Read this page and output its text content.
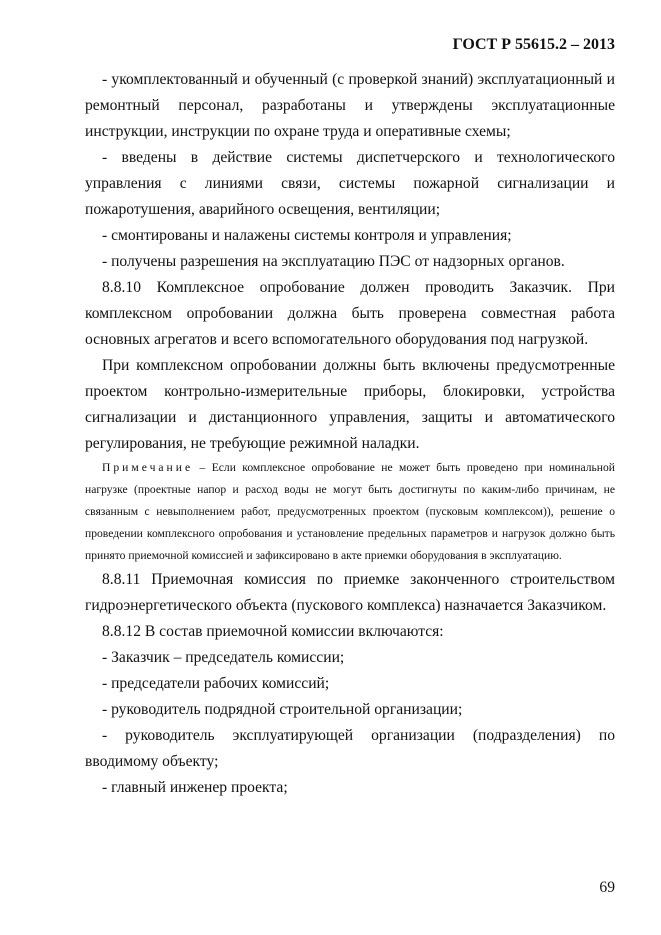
ГОСТ Р 55615.2 – 2013

- укомплектованный и обученный (с проверкой знаний) эксплуатационный и ремонтный персонал, разработаны и утверждены эксплуатационные инструкции, инструкции по охране труда и оперативные схемы;

- введены в действие системы диспетчерского и технологического управления с линиями связи, системы пожарной сигнализации и пожаротушения, аварийного освещения, вентиляции;

- смонтированы и налажены системы контроля и управления;

- получены разрешения на эксплуатацию ПЭС от надзорных органов.

8.8.10 Комплексное опробование должен проводить Заказчик. При комплексном опробовании должна быть проверена совместная работа основных агрегатов и всего вспомогательного оборудования под нагрузкой.

При комплексном опробовании должны быть включены предусмотренные проектом контрольно-измерительные приборы, блокировки, устройства сигнализации и дистанционного управления, защиты и автоматического регулирования, не требующие режимной наладки.

Примечание – Если комплексное опробование не может быть проведено при номинальной нагрузке (проектные напор и расход воды не могут быть достигнуты по каким-либо причинам, не связанным с невыполнением работ, предусмотренных проектом (пусковым комплексом)), решение о проведении комплексного опробования и установление предельных параметров и нагрузок должно быть принято приемочной комиссией и зафиксировано в акте приемки оборудования в эксплуатацию.

8.8.11 Приемочная комиссия по приемке законченного строительством гидроэнергетического объекта (пускового комплекса) назначается Заказчиком.

8.8.12 В состав приемочной комиссии включаются:

- Заказчик – председатель комиссии;

- председатели рабочих комиссий;

- руководитель подрядной строительной организации;

- руководитель эксплуатирующей организации (подразделения) по вводимому объекту;

- главный инженер проекта;

69
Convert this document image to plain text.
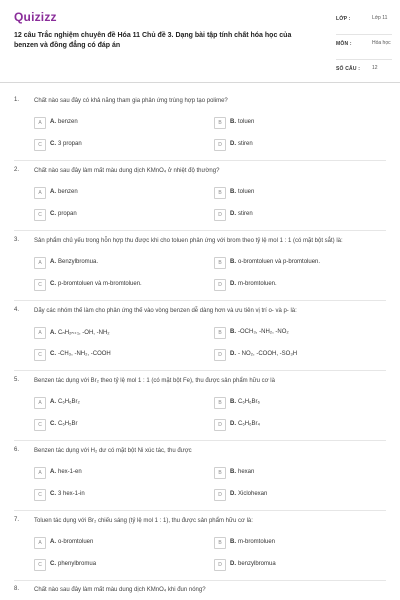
Quizizz
12 câu Trắc nghiệm chuyên đề Hóa 11 Chủ đề 3. Dạng bài tập tính chất hóa học của benzen và đồng đẳng có đáp án
LỚP :	Lớp 11
MÔN :	Hóa học
SỐ CÂU : 12
1. Chất nào sau đây có khả năng tham gia phản ứng trùng hợp tạo polime?
A	A. benzen	B	B. toluen
C	C. 3 propan	D	D. stiren
2. Chất nào sau đây làm mất màu dung dịch KMnO₄ ở nhiệt độ thường?
A	A. benzen	B	B. toluen
C	C. propan	D	D. stiren
3. Sản phẩm chủ yếu trong hỗn hợp thu được khi cho toluen phản ứng với brom theo tỷ lệ mol 1 : 1 (có mặt bột sắt) là:
A	A. Benzylbromua.	B	B. o-bromtoluen và p-bromtoluen.
C	C. p-bromtoluen và m-bromtoluen.	D	D. m-bromtoluen.
4. Dãy các nhóm thế làm cho phản ứng thế vào vòng benzen dễ dàng hơn và ưu tiên vị trí o- và p- là:
A	A. CₙH₂ₙ₊₁, -OH, -NH₂	B	B. -OCH₃, -NH₂, -NO₂
C	C. -CH₃, -NH₂, -COOH	D	D. - NO₂, -COOH, -SO₃H
5. Benzen tác dụng với Br₂ theo tỷ lệ mol 1 : 1 (có mặt bột Fe), thu được sản phẩm hữu cơ là
A	A. C₆H₆Br₂	B	B. C₆H₆Br₆
C	C. C₆H₅Br	D	D. C₆H₆Br₄
6. Benzen tác dụng với H₂ dư có mặt bột Ni xúc tác, thu được
A	A. hex-1-en	B	B. hexan
C	C. 3 hex-1-in	D	D. Xiclohexan
7. Toluen tác dụng với Br₂ chiếu sáng (tỷ lệ mol 1 : 1), thu được sản phẩm hữu cơ là:
A	A. o-bromtoluen	B	B. m-bromtoluen
C	C. phenylbromua	D	D. benzylbromua
8. Chất nào sau đây làm mất màu dung dịch KMnO₄ khi đun nóng?
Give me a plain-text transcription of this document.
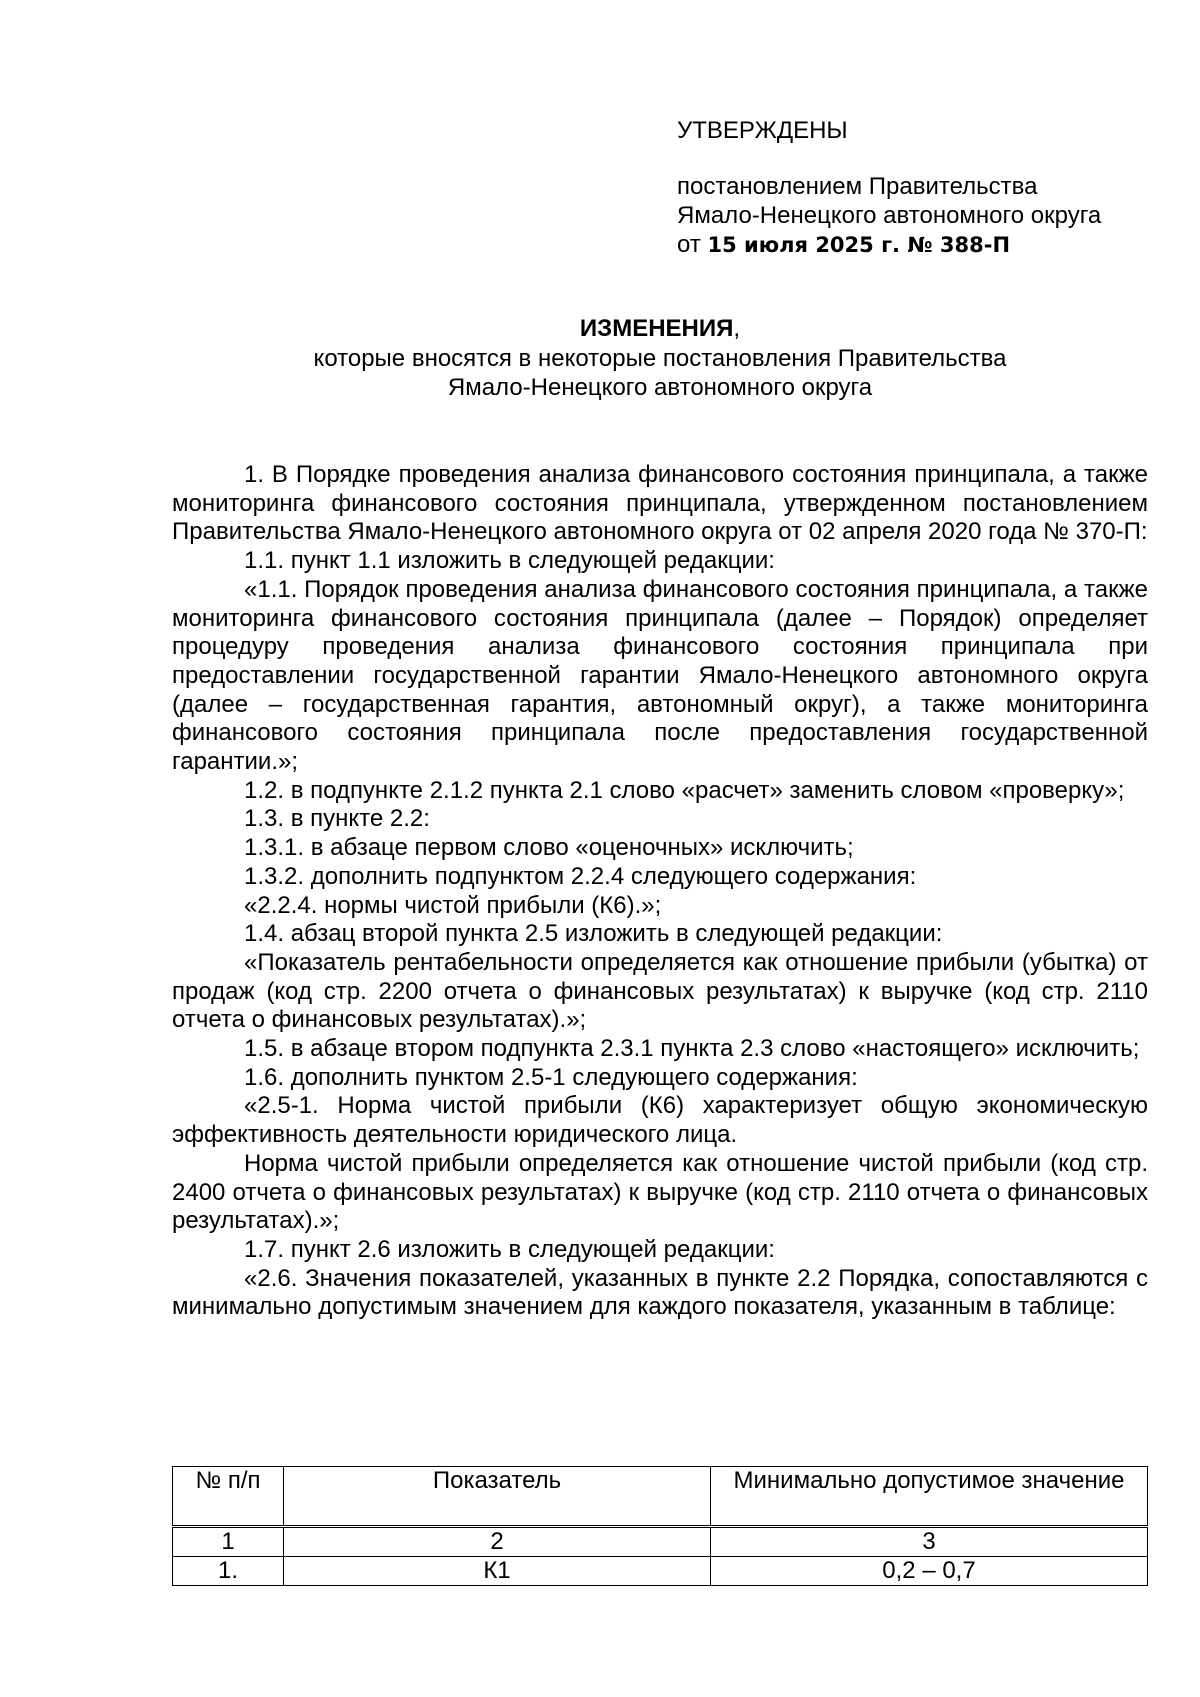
УТВЕРЖДЕНЫ
постановлением Правительства
Ямало-Ненецкого автономного округа
от 15 июля 2025 г. № 388-П
ИЗМЕНЕНИЯ,
которые вносятся в некоторые постановления Правительства
Ямало-Ненецкого автономного округа

1. В Порядке проведения анализа финансового состояния принципала, а также мониторинга финансового состояния принципала, утвержденном постановлением Правительства Ямало-Ненецкого автономного округа от 02 апреля 2020 года № 370-П:

1.1. пункт 1.1 изложить в следующей редакции:

«1.1. Порядок проведения анализа финансового состояния принципала, а также мониторинга финансового состояния принципала (далее – Порядок) определяет процедуру проведения анализа финансового состояния принципала при предоставлении государственной гарантии Ямало-Ненецкого автономного округа (далее – государственная гарантия, автономный округ), а также мониторинга финансового состояния принципала после предоставления государственной гарантии.»;

1.2. в подпункте 2.1.2 пункта 2.1 слово «расчет» заменить словом «проверку»;

1.3. в пункте 2.2:

1.3.1. в абзаце первом слово «оценочных» исключить;

1.3.2. дополнить подпунктом 2.2.4 следующего содержания:

«2.2.4. нормы чистой прибыли (К6).»;

1.4. абзац второй пункта 2.5 изложить в следующей редакции:

«Показатель рентабельности определяется как отношение прибыли (убытка) от продаж (код стр. 2200 отчета о финансовых результатах) к выручке (код стр. 2110 отчета о финансовых результатах).»;

1.5. в абзаце втором подпункта 2.3.1 пункта 2.3 слово «настоящего» исключить;

1.6. дополнить пунктом 2.5-1 следующего содержания:

«2.5-1. Норма чистой прибыли (К6) характеризует общую экономическую эффективность деятельности юридического лица.

Норма чистой прибыли определяется как отношение чистой прибыли (код стр. 2400 отчета о финансовых результатах) к выручке (код стр. 2110 отчета о финансовых результатах).»;

1.7. пункт 2.6 изложить в следующей редакции:

«2.6. Значения показателей, указанных в пункте 2.2 Порядка, сопоставляются с минимально допустимым значением для каждого показателя, указанным в таблице:

№ п/п	Показатель	Минимально допустимое значение
1	2	3
1.	К1	0,2 – 0,7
────
§ **Given request**:
Copy out the records above in full, exactly as written, but not the pictures.

§ **Task answer**:
Read this page and output its text content.
ГОСТ Р 55615.2 – 2013

- укомплектованный и обученный (с проверкой знаний) эксплуатационный и ремонтный персонал, разработаны и утверждены эксплуатационные инструкции, инструкции по охране труда и оперативные схемы;

- введены в действие системы диспетчерского и технологического управления с линиями связи, системы пожарной сигнализации и пожаротушения, аварийного освещения, вентиляции;

- смонтированы и налажены системы контроля и управления;

- получены разрешения на эксплуатацию ПЭС от надзорных органов.

8.8.10 Комплексное опробование должен проводить Заказчик. При комплексном опробовании должна быть проверена совместная работа основных агрегатов и всего вспомогательного оборудования под нагрузкой.

При комплексном опробовании должны быть включены предусмотренные проектом контрольно-измерительные приборы, блокировки, устройства сигнализации и дистанционного управления, защиты и автоматического регулирования, не требующие режимной наладки.

Примечание – Если комплексное опробование не может быть проведено при номинальной нагрузке (проектные напор и расход воды не могут быть достигнуты по каким-либо причинам, не связанным с невыполнением работ, предусмотренных проектом (пусковым комплексом)), решение о проведении комплексного опробования и установление предельных параметров и нагрузок должно быть принято приемочной комиссией и зафиксировано в акте приемки оборудования в эксплуатацию.

8.8.11 Приемочная комиссия по приемке законченного строительством гидроэнергетического объекта (пускового комплекса) назначается Заказчиком.

8.8.12 В состав приемочной комиссии включаются:

- Заказчик – председатель комиссии;

- председатели рабочих комиссий;

- руководитель подрядной строительной организации;

- руководитель эксплуатирующей организации (подразделения) по вводимому объекту;

- главный инженер проекта;

69
Convert this document image to plain text.
Quizizz
12 câu Trắc nghiệm chuyên đề Hóa 11 Chủ đề 3. Dạng bài tập tính chất hóa học của benzen và đồng đẳng có đáp án
LỚP :	Lớp 11
MÔN :	Hóa học
SỐ CÂU : 12
1. Chất nào sau đây có khả năng tham gia phản ứng trùng hợp tạo polime?
A	A. benzen	B	B. toluen
C	C. 3 propan	D	D. stiren
2. Chất nào sau đây làm mất màu dung dịch KMnO₄ ở nhiệt độ thường?
A	A. benzen	B	B. toluen
C	C. propan	D	D. stiren
3. Sản phẩm chủ yếu trong hỗn hợp thu được khi cho toluen phản ứng với brom theo tỷ lệ mol 1 : 1 (có mặt bột sắt) là:
A	A. Benzylbromua.	B	B. o-bromtoluen và p-bromtoluen.
C	C. p-bromtoluen và m-bromtoluen.	D	D. m-bromtoluen.
4. Dãy các nhóm thế làm cho phản ứng thế vào vòng benzen dễ dàng hơn và ưu tiên vị trí o- và p- là:
A	A. CₙH₂ₙ₊₁, -OH, -NH₂	B	B. -OCH₃, -NH₂, -NO₂
C	C. -CH₃, -NH₂, -COOH	D	D. - NO₂, -COOH, -SO₃H
5. Benzen tác dụng với Br₂ theo tỷ lệ mol 1 : 1 (có mặt bột Fe), thu được sản phẩm hữu cơ là
A	A. C₆H₆Br₂	B	B. C₆H₆Br₆
C	C. C₆H₅Br	D	D. C₆H₆Br₄
6. Benzen tác dụng với H₂ dư có mặt bột Ni xúc tác, thu được
A	A. hex-1-en	B	B. hexan
C	C. 3 hex-1-in	D	D. Xiclohexan
7. Toluen tác dụng với Br₂ chiếu sáng (tỷ lệ mol 1 : 1), thu được sản phẩm hữu cơ là:
A	A. o-bromtoluen	B	B. m-bromtoluen
C	C. phenylbromua	D	D. benzylbromua
8. Chất nào sau đây làm mất màu dung dịch KMnO₄ khi đun nóng?
Give me a plain-text transcription of this document.
УТВЕРЖДЕНЫ
постановлением Правительства
Ямало-Ненецкого автономного округа
от 15 июля 2025 г. № 388-П
ИЗМЕНЕНИЯ,
которые вносятся в некоторые постановления Правительства
Ямало-Ненецкого автономного округа

1. В Порядке проведения анализа финансового состояния принципала, а также мониторинга финансового состояния принципала, утвержденном постановлением Правительства Ямало-Ненецкого автономного округа от 02 апреля 2020 года № 370-П:

1.1. пункт 1.1 изложить в следующей редакции:

«1.1. Порядок проведения анализа финансового состояния принципала, а также мониторинга финансового состояния принципала (далее – Порядок) определяет процедуру проведения анализа финансового состояния принципала при предоставлении государственной гарантии Ямало-Ненецкого автономного округа (далее – государственная гарантия, автономный округ), а также мониторинга финансового состояния принципала после предоставления государственной гарантии.»;

1.2. в подпункте 2.1.2 пункта 2.1 слово «расчет» заменить словом «проверку»;

1.3. в пункте 2.2:

1.3.1. в абзаце первом слово «оценочных» исключить;

1.3.2. дополнить подпунктом 2.2.4 следующего содержания:

«2.2.4. нормы чистой прибыли (К6).»;

1.4. абзац второй пункта 2.5 изложить в следующей редакции:

«Показатель рентабельности определяется как отношение прибыли (убытка) от продаж (код стр. 2200 отчета о финансовых результатах) к выручке (код стр. 2110 отчета о финансовых результатах).»;

1.5. в абзаце втором подпункта 2.3.1 пункта 2.3 слово «настоящего» исключить;

1.6. дополнить пунктом 2.5-1 следующего содержания:

«2.5-1. Норма чистой прибыли (К6) характеризует общую экономическую эффективность деятельности юридического лица.

Норма чистой прибыли определяется как отношение чистой прибыли (код стр. 2400 отчета о финансовых результатах) к выручке (код стр. 2110 отчета о финансовых результатах).»;

1.7. пункт 2.6 изложить в следующей редакции:

«2.6. Значения показателей, указанных в пункте 2.2 Порядка, сопоставляются с минимально допустимым значением для каждого показателя, указанным в таблице:

№ п/п	Показатель	Минимально допустимое значение
1	2	3
1.	К1	0,2 – 0,7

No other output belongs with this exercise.